-- start Supplied records --
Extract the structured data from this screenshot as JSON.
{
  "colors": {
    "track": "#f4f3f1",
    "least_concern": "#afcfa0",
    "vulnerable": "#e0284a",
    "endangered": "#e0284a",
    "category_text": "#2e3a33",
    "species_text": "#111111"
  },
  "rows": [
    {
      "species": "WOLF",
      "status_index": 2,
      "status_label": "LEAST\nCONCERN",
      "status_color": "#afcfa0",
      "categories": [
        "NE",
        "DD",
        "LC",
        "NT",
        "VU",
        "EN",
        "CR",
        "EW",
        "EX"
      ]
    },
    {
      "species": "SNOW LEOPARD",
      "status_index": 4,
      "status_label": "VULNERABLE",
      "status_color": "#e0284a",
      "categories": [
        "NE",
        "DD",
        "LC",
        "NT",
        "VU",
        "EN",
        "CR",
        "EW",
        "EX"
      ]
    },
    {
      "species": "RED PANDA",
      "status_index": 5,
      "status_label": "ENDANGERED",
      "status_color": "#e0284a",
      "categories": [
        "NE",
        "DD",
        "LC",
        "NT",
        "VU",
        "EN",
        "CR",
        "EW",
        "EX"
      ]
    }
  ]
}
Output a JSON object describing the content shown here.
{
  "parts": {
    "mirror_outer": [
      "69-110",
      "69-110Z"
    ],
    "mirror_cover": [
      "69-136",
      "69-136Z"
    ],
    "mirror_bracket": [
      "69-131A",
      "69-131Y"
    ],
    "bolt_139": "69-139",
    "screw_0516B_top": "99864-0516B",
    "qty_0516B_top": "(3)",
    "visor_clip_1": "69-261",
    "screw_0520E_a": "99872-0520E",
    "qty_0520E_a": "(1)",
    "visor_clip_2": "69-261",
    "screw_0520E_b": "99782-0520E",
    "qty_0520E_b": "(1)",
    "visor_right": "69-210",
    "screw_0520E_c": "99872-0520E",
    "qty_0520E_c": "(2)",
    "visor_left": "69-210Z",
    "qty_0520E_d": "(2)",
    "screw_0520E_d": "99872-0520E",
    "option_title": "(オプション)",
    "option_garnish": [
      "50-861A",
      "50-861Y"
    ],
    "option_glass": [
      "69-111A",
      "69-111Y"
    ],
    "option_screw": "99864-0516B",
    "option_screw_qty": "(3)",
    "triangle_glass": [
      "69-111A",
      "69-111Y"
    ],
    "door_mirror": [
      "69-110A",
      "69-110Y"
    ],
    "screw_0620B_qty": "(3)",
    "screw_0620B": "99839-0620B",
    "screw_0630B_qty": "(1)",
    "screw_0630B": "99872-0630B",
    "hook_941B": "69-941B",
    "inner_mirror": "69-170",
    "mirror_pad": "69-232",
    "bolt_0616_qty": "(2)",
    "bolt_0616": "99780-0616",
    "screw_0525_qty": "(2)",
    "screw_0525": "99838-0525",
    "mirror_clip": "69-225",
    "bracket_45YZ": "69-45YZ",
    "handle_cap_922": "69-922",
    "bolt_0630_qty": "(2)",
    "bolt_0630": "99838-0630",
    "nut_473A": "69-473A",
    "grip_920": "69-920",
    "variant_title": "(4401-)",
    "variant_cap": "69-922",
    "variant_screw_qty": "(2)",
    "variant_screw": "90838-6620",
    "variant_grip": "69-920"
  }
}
-- end Supplied records --
> **What is expected**
Write the data back out verbatim.

> **The completed task**
Extract the structured data from this screenshot as JSON.
{
  "colors": {
    "track": "#f4f3f1",
    "least_concern": "#afcfa0",
    "vulnerable": "#e0284a",
    "endangered": "#e0284a",
    "category_text": "#2e3a33",
    "species_text": "#111111"
  },
  "rows": [
    {
      "species": "WOLF",
      "status_index": 2,
      "status_label": "LEAST\nCONCERN",
      "status_color": "#afcfa0",
      "categories": [
        "NE",
        "DD",
        "LC",
        "NT",
        "VU",
        "EN",
        "CR",
        "EW",
        "EX"
      ]
    },
    {
      "species": "SNOW LEOPARD",
      "status_index": 4,
      "status_label": "VULNERABLE",
      "status_color": "#e0284a",
      "categories": [
        "NE",
        "DD",
        "LC",
        "NT",
        "VU",
        "EN",
        "CR",
        "EW",
        "EX"
      ]
    },
    {
      "species": "RED PANDA",
      "status_index": 5,
      "status_label": "ENDANGERED",
      "status_color": "#e0284a",
      "categories": [
        "NE",
        "DD",
        "LC",
        "NT",
        "VU",
        "EN",
        "CR",
        "EW",
        "EX"
      ]
    }
  ]
}
Output a JSON object describing the content shown here.
{
  "parts": {
    "mirror_outer": [
      "69-110",
      "69-110Z"
    ],
    "mirror_cover": [
      "69-136",
      "69-136Z"
    ],
    "mirror_bracket": [
      "69-131A",
      "69-131Y"
    ],
    "bolt_139": "69-139",
    "screw_0516B_top": "99864-0516B",
    "qty_0516B_top": "(3)",
    "visor_clip_1": "69-261",
    "screw_0520E_a": "99872-0520E",
    "qty_0520E_a": "(1)",
    "visor_clip_2": "69-261",
    "screw_0520E_b": "99782-0520E",
    "qty_0520E_b": "(1)",
    "visor_right": "69-210",
    "screw_0520E_c": "99872-0520E",
    "qty_0520E_c": "(2)",
    "visor_left": "69-210Z",
    "qty_0520E_d": "(2)",
    "screw_0520E_d": "99872-0520E",
    "option_title": "(オプション)",
    "option_garnish": [
      "50-861A",
      "50-861Y"
    ],
    "option_glass": [
      "69-111A",
      "69-111Y"
    ],
    "option_screw": "99864-0516B",
    "option_screw_qty": "(3)",
    "triangle_glass": [
      "69-111A",
      "69-111Y"
    ],
    "door_mirror": [
      "69-110A",
      "69-110Y"
    ],
    "screw_0620B_qty": "(3)",
    "screw_0620B": "99839-0620B",
    "screw_0630B_qty": "(1)",
    "screw_0630B": "99872-0630B",
    "hook_941B": "69-941B",
    "inner_mirror": "69-170",
    "mirror_pad": "69-232",
    "bolt_0616_qty": "(2)",
    "bolt_0616": "99780-0616",
    "screw_0525_qty": "(2)",
    "screw_0525": "99838-0525",
    "mirror_clip": "69-225",
    "bracket_45YZ": "69-45YZ",
    "handle_cap_922": "69-922",
    "bolt_0630_qty": "(2)",
    "bolt_0630": "99838-0630",
    "nut_473A": "69-473A",
    "grip_920": "69-920",
    "variant_title": "(4401-)",
    "variant_cap": "69-922",
    "variant_screw_qty": "(2)",
    "variant_screw": "90838-6620",
    "variant_grip": "69-920"
  }
}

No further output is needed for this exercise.